START Data excerpts

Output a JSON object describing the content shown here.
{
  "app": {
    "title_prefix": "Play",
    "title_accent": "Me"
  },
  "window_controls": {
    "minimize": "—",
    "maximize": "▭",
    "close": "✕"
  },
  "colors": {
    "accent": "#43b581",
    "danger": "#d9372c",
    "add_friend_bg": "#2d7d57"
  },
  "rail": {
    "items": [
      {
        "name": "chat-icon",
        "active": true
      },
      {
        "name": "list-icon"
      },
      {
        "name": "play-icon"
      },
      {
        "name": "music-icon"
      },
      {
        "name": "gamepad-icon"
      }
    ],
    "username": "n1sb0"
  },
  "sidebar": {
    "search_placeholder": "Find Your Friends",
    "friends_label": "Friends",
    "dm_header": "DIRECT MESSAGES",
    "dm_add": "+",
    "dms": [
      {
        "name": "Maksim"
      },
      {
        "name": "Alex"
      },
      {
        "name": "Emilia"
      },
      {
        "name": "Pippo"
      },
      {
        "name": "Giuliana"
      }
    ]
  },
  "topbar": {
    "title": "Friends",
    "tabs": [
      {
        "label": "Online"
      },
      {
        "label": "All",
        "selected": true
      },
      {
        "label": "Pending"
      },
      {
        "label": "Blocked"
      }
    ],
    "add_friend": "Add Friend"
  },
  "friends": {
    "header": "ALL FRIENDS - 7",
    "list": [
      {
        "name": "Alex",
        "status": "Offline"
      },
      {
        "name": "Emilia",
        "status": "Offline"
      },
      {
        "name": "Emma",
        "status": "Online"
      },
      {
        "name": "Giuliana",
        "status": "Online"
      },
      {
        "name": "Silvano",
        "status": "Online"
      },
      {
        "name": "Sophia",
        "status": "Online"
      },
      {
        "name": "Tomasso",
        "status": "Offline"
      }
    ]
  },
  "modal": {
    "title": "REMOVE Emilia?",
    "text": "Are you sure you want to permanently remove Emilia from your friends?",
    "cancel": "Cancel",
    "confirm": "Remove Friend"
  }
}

END Data excerpts

* Task brief: Read the data above and count the lines that include "Emilia". Answer only with the count.

* The completed task: 4